Data excerpts:
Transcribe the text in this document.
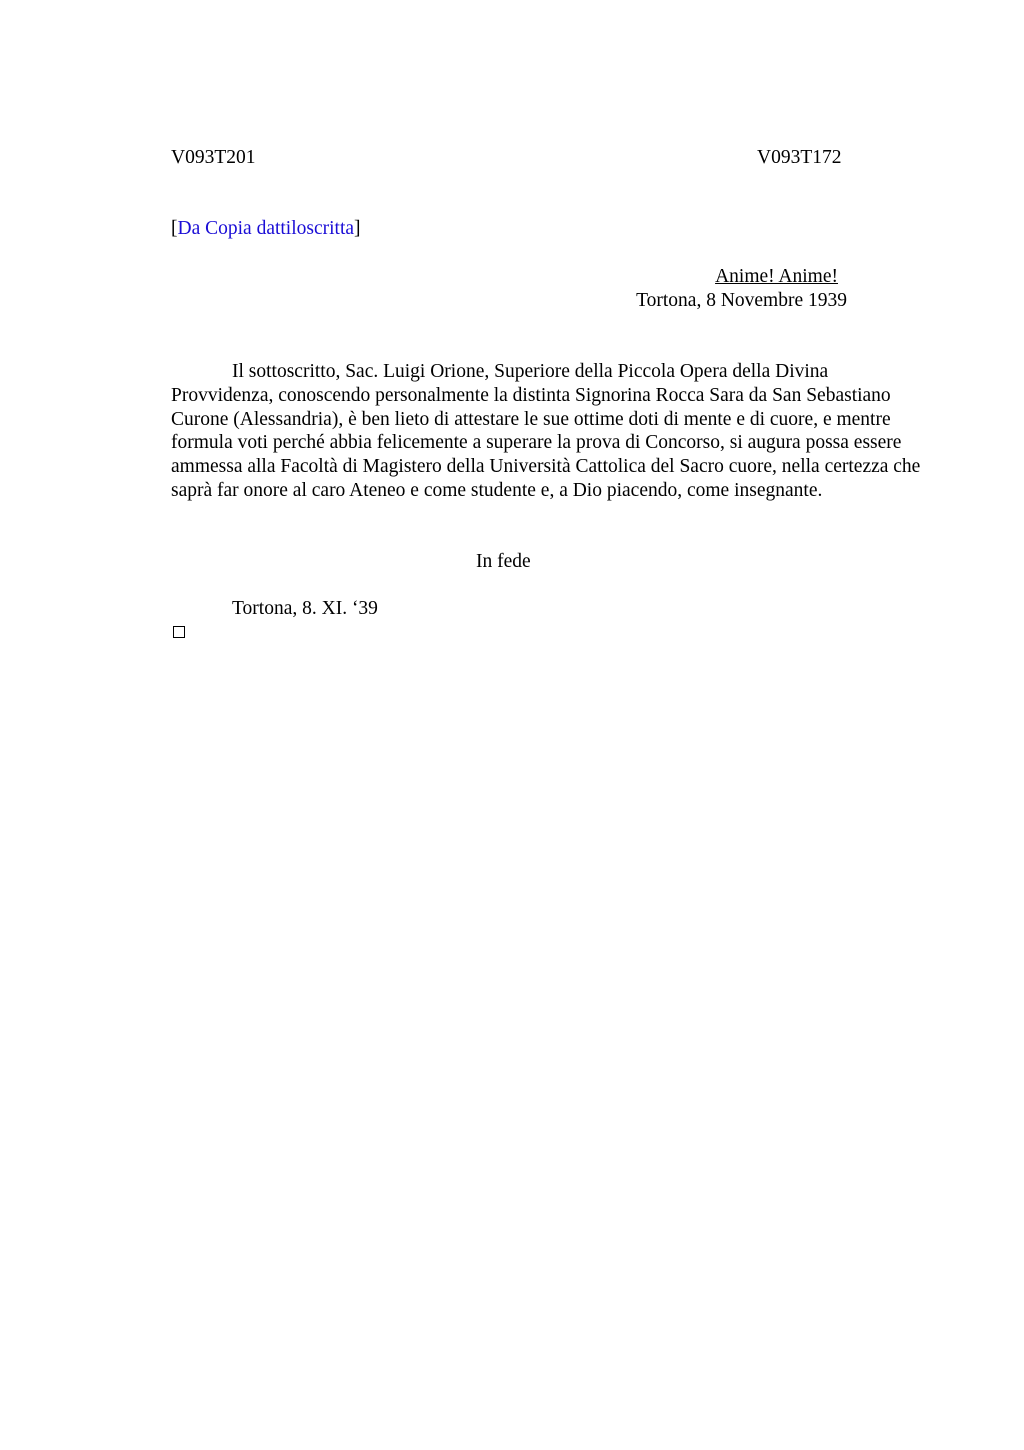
V093T201	V093T172
[Da Copia dattiloscritta]
Anime! Anime!
Tortona, 8 Novembre 1939

Il sottoscritto, Sac. Luigi Orione, Superiore della Piccola Opera della Divina Provvidenza, conoscendo personalmente la distinta Signorina Rocca Sara da San Sebastiano Curone (Alessandria), è ben lieto di attestare le sue ottime doti di mente e di cuore, e mentre formula voti perché abbia felicemente a superare la prova di Concorso, si augura possa essere ammessa alla Facoltà di Magistero della Università Cattolica del Sacro cuore, nella certezza che saprà far onore al caro Ateneo e come studente e, a Dio piacendo, come insegnante.

In fede
Tortona, 8. XI. ‘39
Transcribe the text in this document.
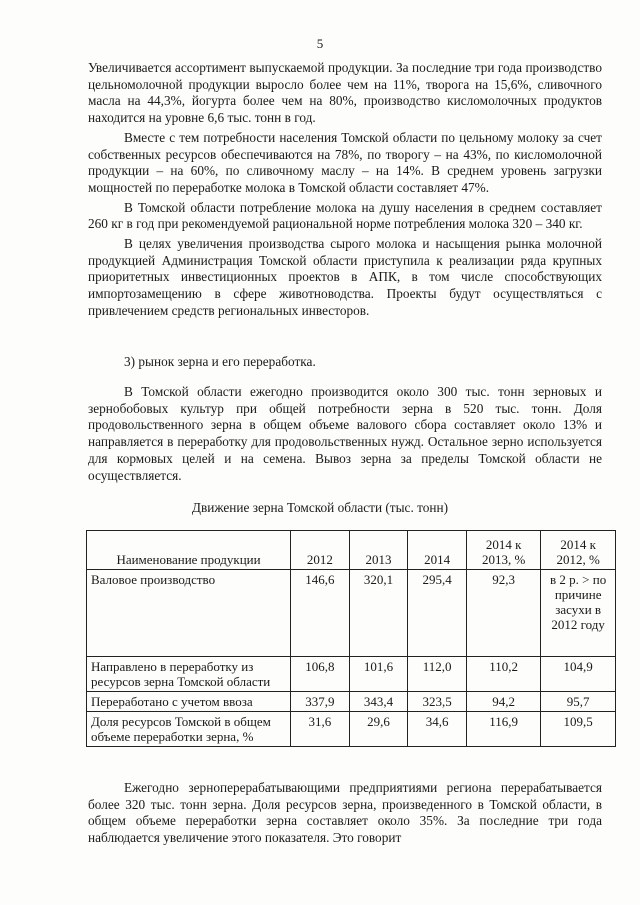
5

Увеличивается ассортимент выпускаемой продукции. За последние три года производство цельномолочной продукции выросло более чем на 11%, творога на 15,6%, сливочного масла на 44,3%, йогурта более чем на 80%, производство кисломолочных продуктов находится на уровне 6,6 тыс. тонн в год.

Вместе с тем потребности населения Томской области по цельному молоку за счет собственных ресурсов обеспечиваются на 78%, по творогу – на 43%, по кисломолочной продукции – на 60%, по сливочному маслу – на 14%. В среднем уровень загрузки мощностей по переработке молока в Томской области составляет 47%.

В Томской области потребление молока на душу населения в среднем составляет 260 кг в год при рекомендуемой рациональной норме потребления молока 320 – 340 кг.

В целях увеличения производства сырого молока и насыщения рынка молочной продукцией Администрация Томской области приступила к реализации ряда крупных приоритетных инвестиционных проектов в АПК, в том числе способствующих импортозамещению в сфере животноводства. Проекты будут осуществляться с привлечением средств региональных инвесторов.

3) рынок зерна и его переработка.

В Томской области ежегодно производится около 300 тыс. тонн зерновых и зернобобовых культур при общей потребности зерна в 520 тыс. тонн. Доля продовольственного зерна в общем объеме валового сбора составляет около 13% и направляется в переработку для продовольственных нужд. Остальное зерно используется для кормовых целей и на семена. Вывоз зерна за пределы Томской области не осуществляется.

Движение зерна Томской области (тыс. тонн)
Наименование продукции	2012	2013	2014	2014 к 2013, %	2014 к 2012, %
Валовое производство	146,6	320,1	295,4	92,3	в 2 р. > по причине засухи в 2012 году
Направлено в переработку из ресурсов зерна Томской области	106,8	101,6	112,0	110,2	104,9
Переработано с учетом ввоза	337,9	343,4	323,5	94,2	95,7
Доля ресурсов Томской в общем объеме переработки зерна, %	31,6	29,6	34,6	116,9	109,5

Ежегодно зерноперерабатывающими предприятиями региона перерабатывается более 320 тыс. тонн зерна. Доля ресурсов зерна, произведенного в Томской области, в общем объеме переработки зерна составляет около 35%. За последние три года наблюдается увеличение этого показателя. Это говорит
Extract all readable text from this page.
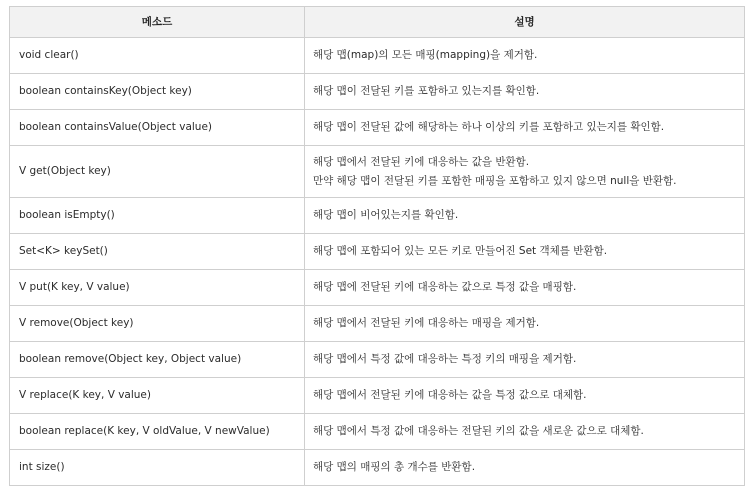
메소드	설명
void clear()	해당 맵(map)의 모든 매핑(mapping)을 제거함.

boolean containsKey(Object key)	해당 맵이 전달된 키를 포함하고 있는지를 확인함.

boolean containsValue(Object value)	해당 맵이 전달된 값에 해당하는 하나 이상의 키를 포함하고 있는지를 확인함.

V get(Object key)	해당 맵에서 전달된 키에 대응하는 값을 반환함.
만약 해당 맵이 전달된 키를 포함한 매핑을 포함하고 있지 않으면 null을 반환함.

boolean isEmpty()	해당 맵이 비어있는지를 확인함.

Set<K> keySet()	해당 맵에 포함되어 있는 모든 키로 만들어진 Set 객체를 반환함.

V put(K key, V value)	해당 맵에 전달된 키에 대응하는 값으로 특정 값을 매핑함.

V remove(Object key)	해당 맵에서 전달된 키에 대응하는 매핑을 제거함.

boolean remove(Object key, Object value)	해당 맵에서 특정 값에 대응하는 특정 키의 매핑을 제거함.

V replace(K key, V value)	해당 맵에서 전달된 키에 대응하는 값을 특정 값으로 대체함.

boolean replace(K key, V oldValue, V newValue)	해당 맵에서 특정 값에 대응하는 전달된 키의 값을 새로운 값으로 대체함.

int size()	해당 맵의 매핑의 총 개수를 반환함.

» WORK TO COMPLETE
Write the records out once more, exactly as they appear, with no pictures.

» ANSWER TO THE EXERCISE
Transcribe the text in this document.
V093T201	V093T172
[Da Copia dattiloscritta]
Anime! Anime!
Tortona, 8 Novembre 1939

Il sottoscritto, Sac. Luigi Orione, Superiore della Piccola Opera della Divina Provvidenza, conoscendo personalmente la distinta Signorina Rocca Sara da San Sebastiano Curone (Alessandria), è ben lieto di attestare le sue ottime doti di mente e di cuore, e mentre formula voti perché abbia felicemente a superare la prova di Concorso, si augura possa essere ammessa alla Facoltà di Magistero della Università Cattolica del Sacro cuore, nella certezza che saprà far onore al caro Ateneo e come studente e, a Dio piacendo, come insegnante.

In fede
Tortona, 8. XI. ‘39
Transcribe the text in this document.
5

Увеличивается ассортимент выпускаемой продукции. За последние три года производство цельномолочной продукции выросло более чем на 11%, творога на 15,6%, сливочного масла на 44,3%, йогурта более чем на 80%, производство кисломолочных продуктов находится на уровне 6,6 тыс. тонн в год.

Вместе с тем потребности населения Томской области по цельному молоку за счет собственных ресурсов обеспечиваются на 78%, по творогу – на 43%, по кисломолочной продукции – на 60%, по сливочному маслу – на 14%. В среднем уровень загрузки мощностей по переработке молока в Томской области составляет 47%.

В Томской области потребление молока на душу населения в среднем составляет 260 кг в год при рекомендуемой рациональной норме потребления молока 320 – 340 кг.

В целях увеличения производства сырого молока и насыщения рынка молочной продукцией Администрация Томской области приступила к реализации ряда крупных приоритетных инвестиционных проектов в АПК, в том числе способствующих импортозамещению в сфере животноводства. Проекты будут осуществляться с привлечением средств региональных инвесторов.

3) рынок зерна и его переработка.

В Томской области ежегодно производится около 300 тыс. тонн зерновых и зернобобовых культур при общей потребности зерна в 520 тыс. тонн. Доля продовольственного зерна в общем объеме валового сбора составляет около 13% и направляется в переработку для продовольственных нужд. Остальное зерно используется для кормовых целей и на семена. Вывоз зерна за пределы Томской области не осуществляется.

Движение зерна Томской области (тыс. тонн)
Наименование продукции	2012	2013	2014	2014 к 2013, %	2014 к 2012, %
Валовое производство	146,6	320,1	295,4	92,3	в 2 р. > по причине засухи в 2012 году
Направлено в переработку из ресурсов зерна Томской области	106,8	101,6	112,0	110,2	104,9
Переработано с учетом ввоза	337,9	343,4	323,5	94,2	95,7
Доля ресурсов Томской в общем объеме переработки зерна, %	31,6	29,6	34,6	116,9	109,5

Ежегодно зерноперерабатывающими предприятиями региона перерабатывается более 320 тыс. тонн зерна. Доля ресурсов зерна, произведенного в Томской области, в общем объеме переработки зерна составляет около 35%. За последние три года наблюдается увеличение этого показателя. Это говорит
Extract all readable text from this page.
메소드	설명
void clear()	해당 맵(map)의 모든 매핑(mapping)을 제거함.

boolean containsKey(Object key)	해당 맵이 전달된 키를 포함하고 있는지를 확인함.

boolean containsValue(Object value)	해당 맵이 전달된 값에 해당하는 하나 이상의 키를 포함하고 있는지를 확인함.

V get(Object key)	해당 맵에서 전달된 키에 대응하는 값을 반환함.
만약 해당 맵이 전달된 키를 포함한 매핑을 포함하고 있지 않으면 null을 반환함.

boolean isEmpty()	해당 맵이 비어있는지를 확인함.

Set<K> keySet()	해당 맵에 포함되어 있는 모든 키로 만들어진 Set 객체를 반환함.

V put(K key, V value)	해당 맵에 전달된 키에 대응하는 값으로 특정 값을 매핑함.

V remove(Object key)	해당 맵에서 전달된 키에 대응하는 매핑을 제거함.

boolean remove(Object key, Object value)	해당 맵에서 특정 값에 대응하는 특정 키의 매핑을 제거함.

V replace(K key, V value)	해당 맵에서 전달된 키에 대응하는 값을 특정 값으로 대체함.

boolean replace(K key, V oldValue, V newValue)	해당 맵에서 특정 값에 대응하는 전달된 키의 값을 새로운 값으로 대체함.

int size()	해당 맵의 매핑의 총 개수를 반환함.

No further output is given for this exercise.